START RECORD LIST
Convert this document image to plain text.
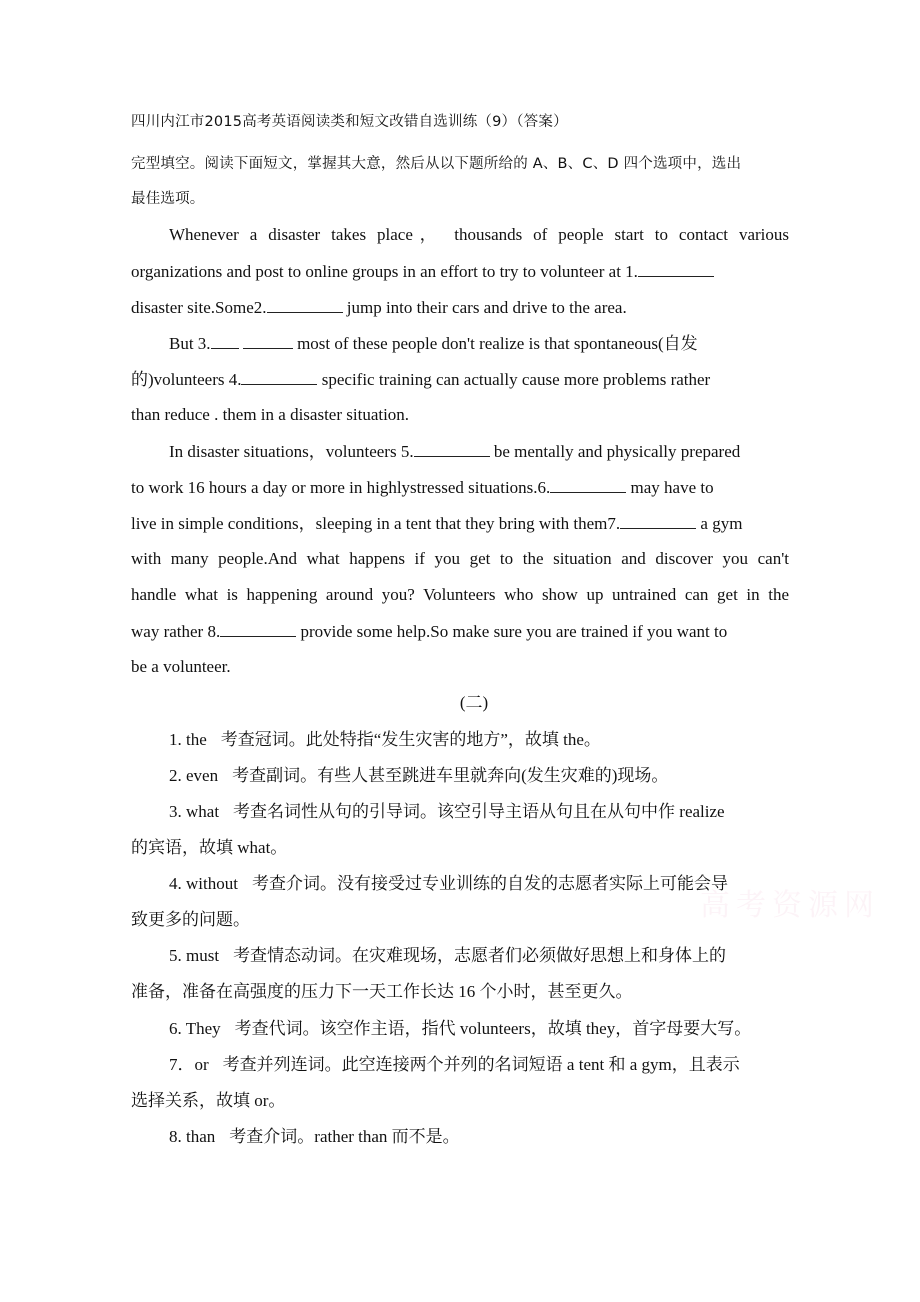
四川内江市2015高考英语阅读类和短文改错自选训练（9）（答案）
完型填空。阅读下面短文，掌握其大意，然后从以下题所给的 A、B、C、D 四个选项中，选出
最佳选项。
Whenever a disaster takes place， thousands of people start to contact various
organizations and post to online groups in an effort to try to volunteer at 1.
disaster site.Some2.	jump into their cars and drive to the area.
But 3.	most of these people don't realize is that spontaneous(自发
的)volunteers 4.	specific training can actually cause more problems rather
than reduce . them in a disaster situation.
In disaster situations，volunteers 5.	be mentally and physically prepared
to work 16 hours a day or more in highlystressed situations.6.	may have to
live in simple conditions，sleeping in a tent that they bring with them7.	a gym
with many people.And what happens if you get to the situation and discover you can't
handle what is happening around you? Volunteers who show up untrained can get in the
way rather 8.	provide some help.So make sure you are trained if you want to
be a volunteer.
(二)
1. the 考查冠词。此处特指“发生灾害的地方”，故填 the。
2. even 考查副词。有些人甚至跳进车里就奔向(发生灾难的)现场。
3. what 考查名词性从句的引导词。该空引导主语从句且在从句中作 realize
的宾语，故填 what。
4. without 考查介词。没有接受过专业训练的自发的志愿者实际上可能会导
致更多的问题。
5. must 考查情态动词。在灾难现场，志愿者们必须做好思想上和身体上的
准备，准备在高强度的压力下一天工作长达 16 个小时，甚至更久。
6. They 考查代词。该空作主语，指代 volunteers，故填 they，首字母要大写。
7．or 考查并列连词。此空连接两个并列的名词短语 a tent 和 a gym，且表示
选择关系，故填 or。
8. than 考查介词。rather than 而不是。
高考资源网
END RECORD LIST
START RECORD LIST
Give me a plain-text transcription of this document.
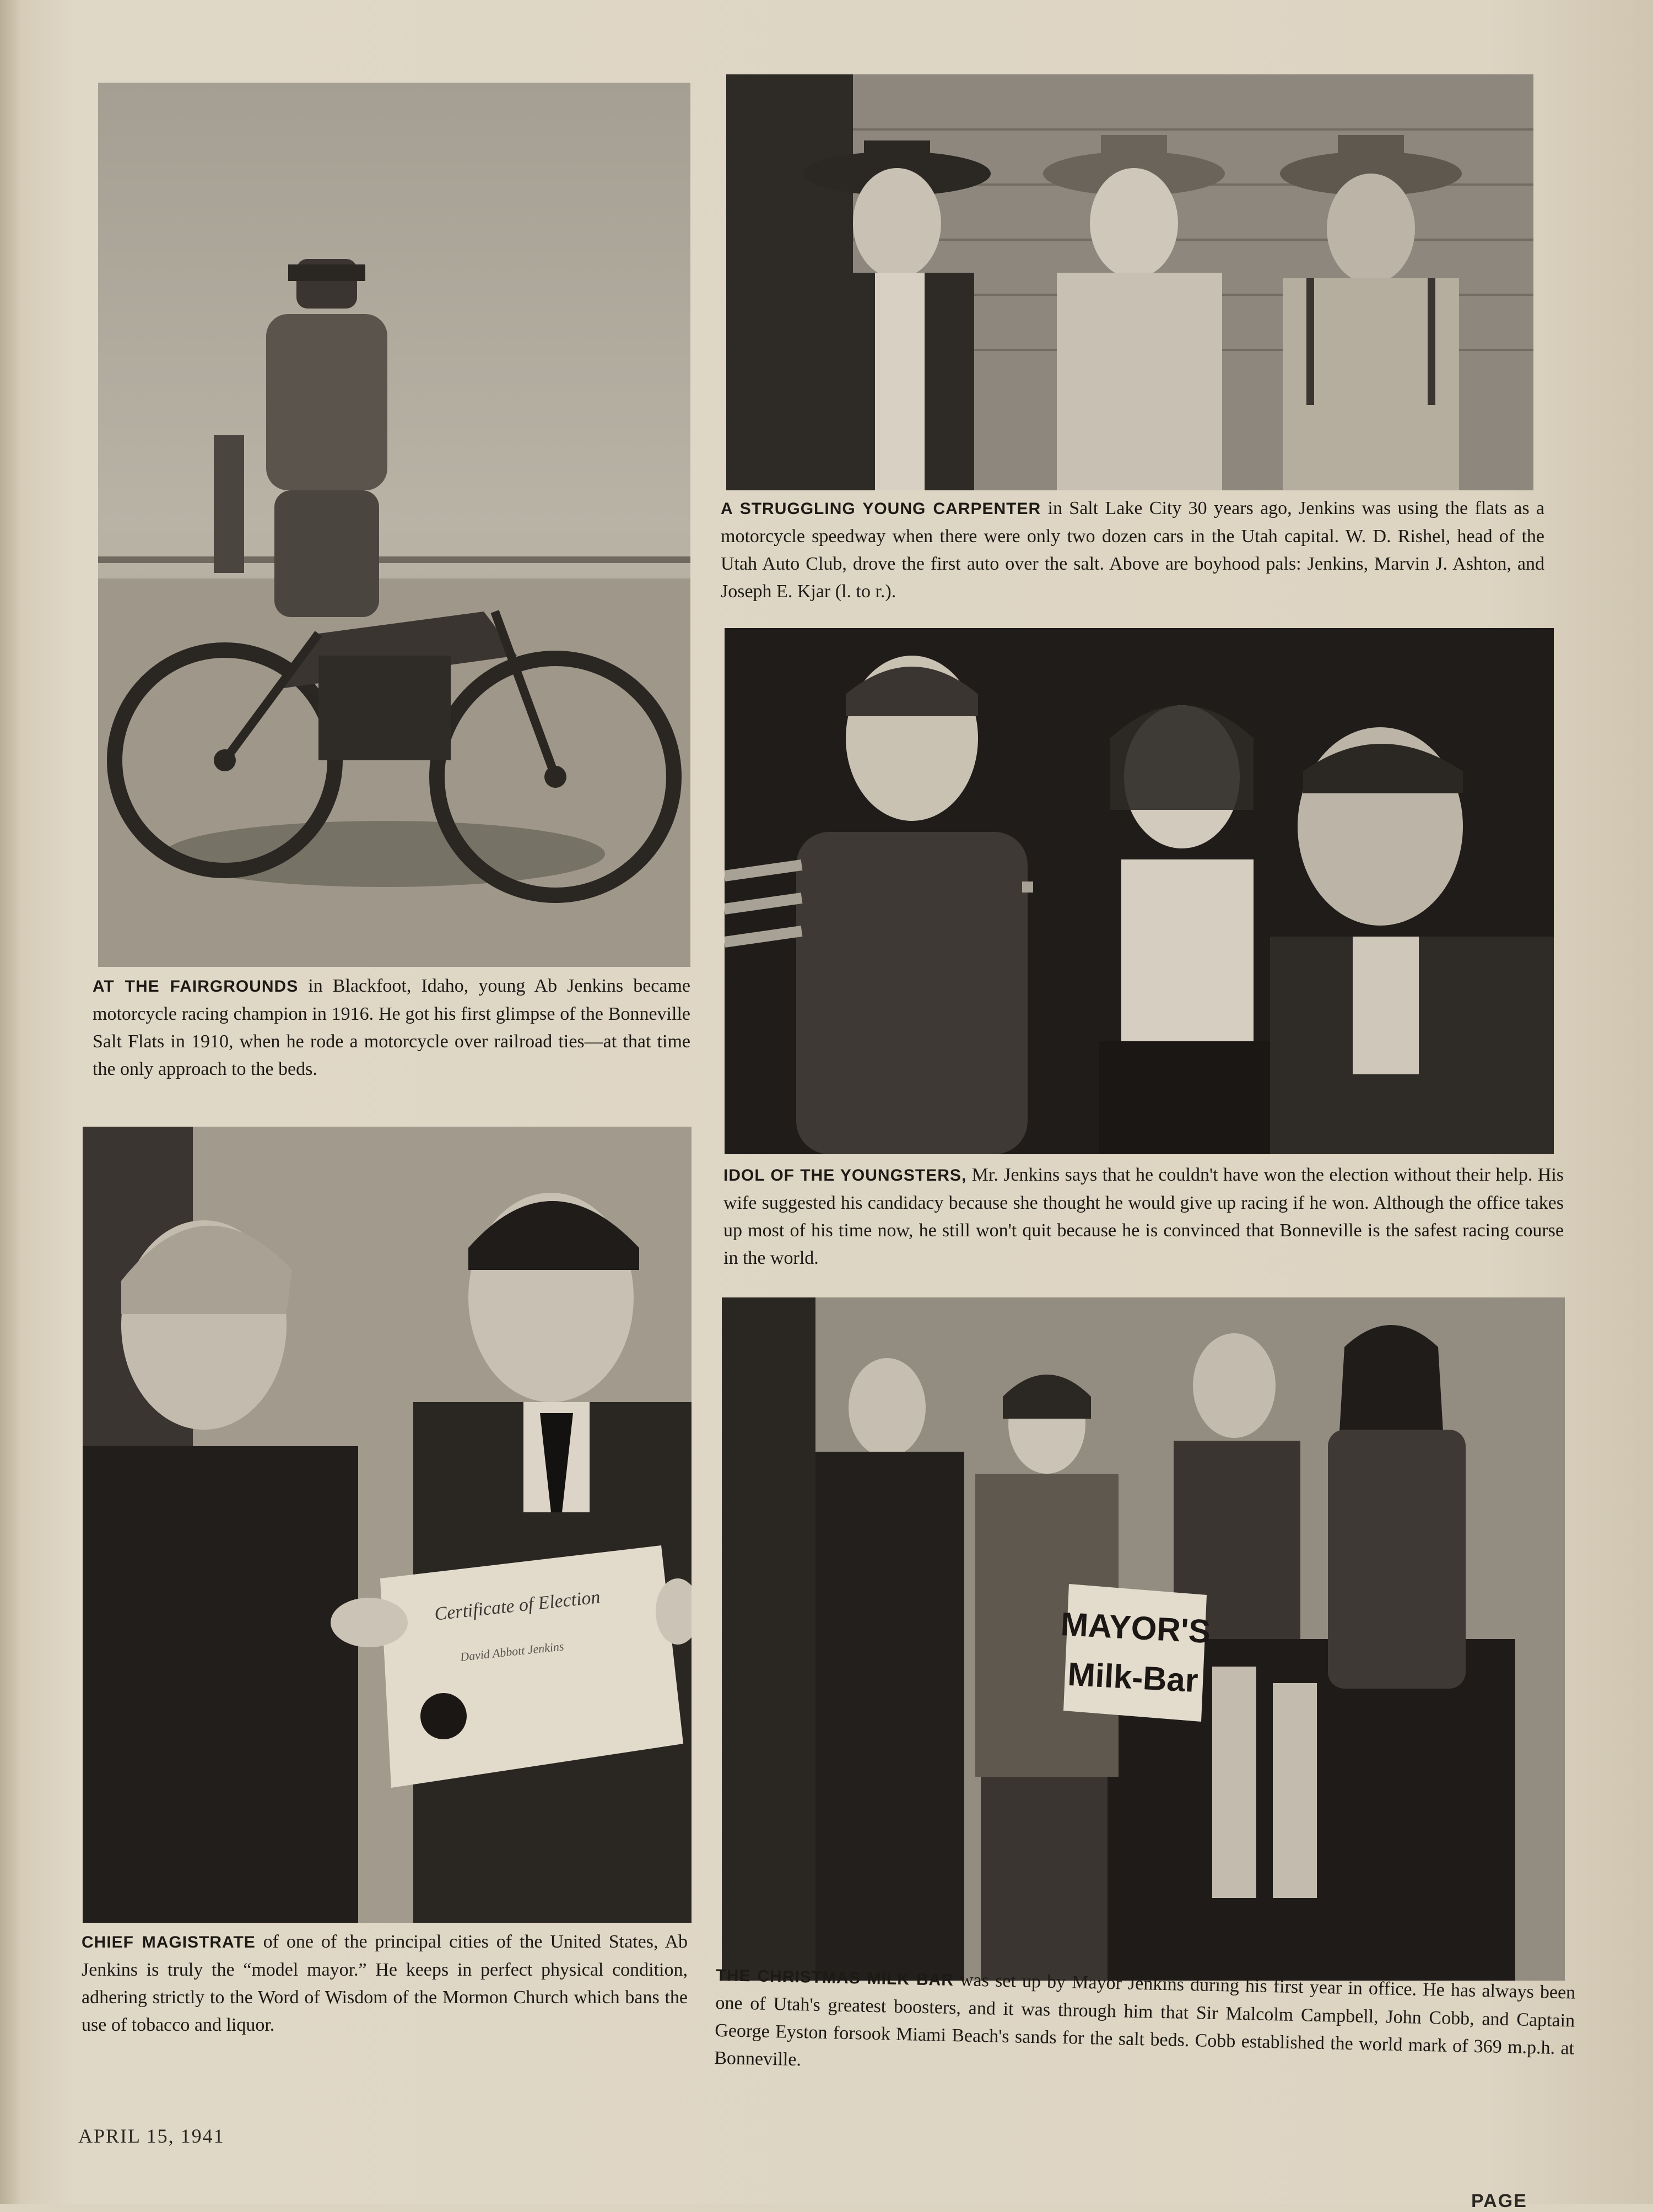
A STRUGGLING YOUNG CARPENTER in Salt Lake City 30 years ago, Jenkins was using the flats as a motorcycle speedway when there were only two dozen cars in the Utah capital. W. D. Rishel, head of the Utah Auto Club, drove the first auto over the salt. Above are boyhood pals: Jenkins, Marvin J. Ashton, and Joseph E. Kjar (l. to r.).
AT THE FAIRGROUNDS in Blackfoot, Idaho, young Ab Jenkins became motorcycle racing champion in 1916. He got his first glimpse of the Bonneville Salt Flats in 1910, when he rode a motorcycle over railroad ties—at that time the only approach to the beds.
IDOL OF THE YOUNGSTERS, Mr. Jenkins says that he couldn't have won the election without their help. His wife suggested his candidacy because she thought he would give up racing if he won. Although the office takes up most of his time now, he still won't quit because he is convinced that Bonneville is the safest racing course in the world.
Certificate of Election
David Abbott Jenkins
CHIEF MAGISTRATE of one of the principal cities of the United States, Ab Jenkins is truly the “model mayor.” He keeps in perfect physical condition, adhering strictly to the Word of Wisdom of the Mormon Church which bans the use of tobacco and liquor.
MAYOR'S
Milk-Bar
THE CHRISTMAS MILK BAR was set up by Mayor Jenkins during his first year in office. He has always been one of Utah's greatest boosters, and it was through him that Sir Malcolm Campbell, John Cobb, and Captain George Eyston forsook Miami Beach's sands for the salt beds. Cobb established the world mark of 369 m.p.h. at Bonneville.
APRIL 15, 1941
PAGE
END RECORD LIST
**REQUIREMENT**
Copy in full each line that holds the word "text".

**THE OUTPUT**
Convert this document image to plain text.
Give me a plain-text transcription of this document.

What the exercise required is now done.